SOURCE MATERIAL:
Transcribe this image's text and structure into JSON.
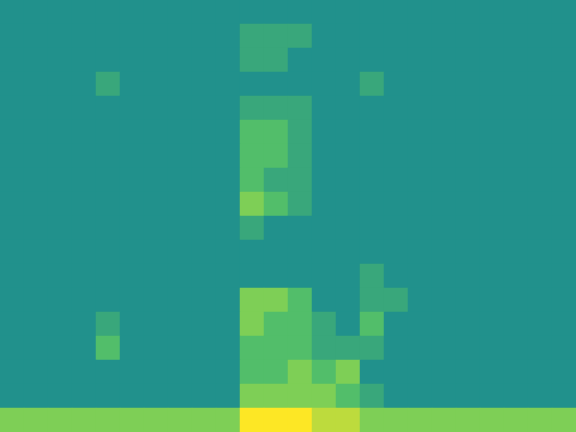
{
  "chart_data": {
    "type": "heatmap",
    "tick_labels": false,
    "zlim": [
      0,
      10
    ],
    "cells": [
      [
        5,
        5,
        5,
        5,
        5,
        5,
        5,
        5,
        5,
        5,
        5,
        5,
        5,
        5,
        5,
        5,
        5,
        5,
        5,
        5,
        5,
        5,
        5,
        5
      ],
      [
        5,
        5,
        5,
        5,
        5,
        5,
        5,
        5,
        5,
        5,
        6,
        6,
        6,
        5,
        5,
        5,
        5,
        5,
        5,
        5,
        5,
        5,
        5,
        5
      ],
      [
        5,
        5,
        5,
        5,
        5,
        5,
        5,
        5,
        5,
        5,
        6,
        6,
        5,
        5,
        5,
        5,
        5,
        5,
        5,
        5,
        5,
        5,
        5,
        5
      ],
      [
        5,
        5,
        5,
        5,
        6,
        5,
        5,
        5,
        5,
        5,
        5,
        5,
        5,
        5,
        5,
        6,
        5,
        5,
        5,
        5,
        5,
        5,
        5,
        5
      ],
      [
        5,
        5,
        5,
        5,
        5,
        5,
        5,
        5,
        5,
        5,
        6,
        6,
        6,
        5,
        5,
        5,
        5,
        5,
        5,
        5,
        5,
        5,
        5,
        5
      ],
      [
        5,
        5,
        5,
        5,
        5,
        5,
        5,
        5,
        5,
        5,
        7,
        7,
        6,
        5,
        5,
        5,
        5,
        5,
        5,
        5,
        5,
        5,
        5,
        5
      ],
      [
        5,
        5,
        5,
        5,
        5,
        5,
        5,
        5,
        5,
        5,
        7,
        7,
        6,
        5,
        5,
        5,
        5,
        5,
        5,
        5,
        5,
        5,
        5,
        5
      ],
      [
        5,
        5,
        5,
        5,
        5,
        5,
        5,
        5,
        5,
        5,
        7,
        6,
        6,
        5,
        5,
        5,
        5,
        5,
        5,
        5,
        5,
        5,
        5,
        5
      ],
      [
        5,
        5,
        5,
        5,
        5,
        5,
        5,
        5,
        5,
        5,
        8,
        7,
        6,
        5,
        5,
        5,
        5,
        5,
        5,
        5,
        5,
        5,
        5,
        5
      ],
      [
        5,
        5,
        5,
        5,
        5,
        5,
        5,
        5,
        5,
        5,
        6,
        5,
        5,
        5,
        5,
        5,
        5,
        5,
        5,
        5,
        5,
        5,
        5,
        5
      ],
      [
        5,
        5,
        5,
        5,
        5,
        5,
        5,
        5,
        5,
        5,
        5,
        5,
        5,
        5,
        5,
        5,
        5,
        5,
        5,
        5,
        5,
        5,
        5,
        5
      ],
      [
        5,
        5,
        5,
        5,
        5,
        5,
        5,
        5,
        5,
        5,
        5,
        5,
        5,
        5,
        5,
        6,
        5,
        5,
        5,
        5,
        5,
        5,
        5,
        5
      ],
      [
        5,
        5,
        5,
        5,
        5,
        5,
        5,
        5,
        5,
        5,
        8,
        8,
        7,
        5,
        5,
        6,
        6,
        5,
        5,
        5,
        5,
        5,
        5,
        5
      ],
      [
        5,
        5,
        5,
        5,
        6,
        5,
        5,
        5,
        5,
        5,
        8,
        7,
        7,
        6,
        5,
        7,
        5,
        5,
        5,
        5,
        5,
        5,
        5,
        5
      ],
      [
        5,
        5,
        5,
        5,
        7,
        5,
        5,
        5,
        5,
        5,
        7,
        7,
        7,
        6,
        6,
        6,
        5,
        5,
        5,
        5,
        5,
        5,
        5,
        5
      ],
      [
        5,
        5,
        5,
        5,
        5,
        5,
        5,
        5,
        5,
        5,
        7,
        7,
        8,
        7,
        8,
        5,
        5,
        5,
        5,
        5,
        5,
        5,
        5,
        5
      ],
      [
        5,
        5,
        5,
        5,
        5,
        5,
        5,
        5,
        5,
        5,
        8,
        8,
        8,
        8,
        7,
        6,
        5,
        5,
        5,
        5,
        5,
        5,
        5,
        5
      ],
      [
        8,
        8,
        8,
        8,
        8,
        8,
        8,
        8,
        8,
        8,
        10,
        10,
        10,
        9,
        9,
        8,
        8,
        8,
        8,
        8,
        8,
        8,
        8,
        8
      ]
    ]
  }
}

EXERCISE OBJECTIVE:
Transcribe the material as is, with images omitted.

TASK SOLUTION:
Transcribe this image's text and structure into JSON.
{
  "chart_data": {
    "type": "heatmap",
    "tick_labels": false,
    "zlim": [
      0,
      10
    ],
    "cells": [
      [
        5,
        5,
        5,
        5,
        5,
        5,
        5,
        5,
        5,
        5,
        5,
        5,
        5,
        5,
        5,
        5,
        5,
        5,
        5,
        5,
        5,
        5,
        5,
        5
      ],
      [
        5,
        5,
        5,
        5,
        5,
        5,
        5,
        5,
        5,
        5,
        6,
        6,
        6,
        5,
        5,
        5,
        5,
        5,
        5,
        5,
        5,
        5,
        5,
        5
      ],
      [
        5,
        5,
        5,
        5,
        5,
        5,
        5,
        5,
        5,
        5,
        6,
        6,
        5,
        5,
        5,
        5,
        5,
        5,
        5,
        5,
        5,
        5,
        5,
        5
      ],
      [
        5,
        5,
        5,
        5,
        6,
        5,
        5,
        5,
        5,
        5,
        5,
        5,
        5,
        5,
        5,
        6,
        5,
        5,
        5,
        5,
        5,
        5,
        5,
        5
      ],
      [
        5,
        5,
        5,
        5,
        5,
        5,
        5,
        5,
        5,
        5,
        6,
        6,
        6,
        5,
        5,
        5,
        5,
        5,
        5,
        5,
        5,
        5,
        5,
        5
      ],
      [
        5,
        5,
        5,
        5,
        5,
        5,
        5,
        5,
        5,
        5,
        7,
        7,
        6,
        5,
        5,
        5,
        5,
        5,
        5,
        5,
        5,
        5,
        5,
        5
      ],
      [
        5,
        5,
        5,
        5,
        5,
        5,
        5,
        5,
        5,
        5,
        7,
        7,
        6,
        5,
        5,
        5,
        5,
        5,
        5,
        5,
        5,
        5,
        5,
        5
      ],
      [
        5,
        5,
        5,
        5,
        5,
        5,
        5,
        5,
        5,
        5,
        7,
        6,
        6,
        5,
        5,
        5,
        5,
        5,
        5,
        5,
        5,
        5,
        5,
        5
      ],
      [
        5,
        5,
        5,
        5,
        5,
        5,
        5,
        5,
        5,
        5,
        8,
        7,
        6,
        5,
        5,
        5,
        5,
        5,
        5,
        5,
        5,
        5,
        5,
        5
      ],
      [
        5,
        5,
        5,
        5,
        5,
        5,
        5,
        5,
        5,
        5,
        6,
        5,
        5,
        5,
        5,
        5,
        5,
        5,
        5,
        5,
        5,
        5,
        5,
        5
      ],
      [
        5,
        5,
        5,
        5,
        5,
        5,
        5,
        5,
        5,
        5,
        5,
        5,
        5,
        5,
        5,
        5,
        5,
        5,
        5,
        5,
        5,
        5,
        5,
        5
      ],
      [
        5,
        5,
        5,
        5,
        5,
        5,
        5,
        5,
        5,
        5,
        5,
        5,
        5,
        5,
        5,
        6,
        5,
        5,
        5,
        5,
        5,
        5,
        5,
        5
      ],
      [
        5,
        5,
        5,
        5,
        5,
        5,
        5,
        5,
        5,
        5,
        8,
        8,
        7,
        5,
        5,
        6,
        6,
        5,
        5,
        5,
        5,
        5,
        5,
        5
      ],
      [
        5,
        5,
        5,
        5,
        6,
        5,
        5,
        5,
        5,
        5,
        8,
        7,
        7,
        6,
        5,
        7,
        5,
        5,
        5,
        5,
        5,
        5,
        5,
        5
      ],
      [
        5,
        5,
        5,
        5,
        7,
        5,
        5,
        5,
        5,
        5,
        7,
        7,
        7,
        6,
        6,
        6,
        5,
        5,
        5,
        5,
        5,
        5,
        5,
        5
      ],
      [
        5,
        5,
        5,
        5,
        5,
        5,
        5,
        5,
        5,
        5,
        7,
        7,
        8,
        7,
        8,
        5,
        5,
        5,
        5,
        5,
        5,
        5,
        5,
        5
      ],
      [
        5,
        5,
        5,
        5,
        5,
        5,
        5,
        5,
        5,
        5,
        8,
        8,
        8,
        8,
        7,
        6,
        5,
        5,
        5,
        5,
        5,
        5,
        5,
        5
      ],
      [
        8,
        8,
        8,
        8,
        8,
        8,
        8,
        8,
        8,
        8,
        10,
        10,
        10,
        9,
        9,
        8,
        8,
        8,
        8,
        8,
        8,
        8,
        8,
        8
      ]
    ]
  }
}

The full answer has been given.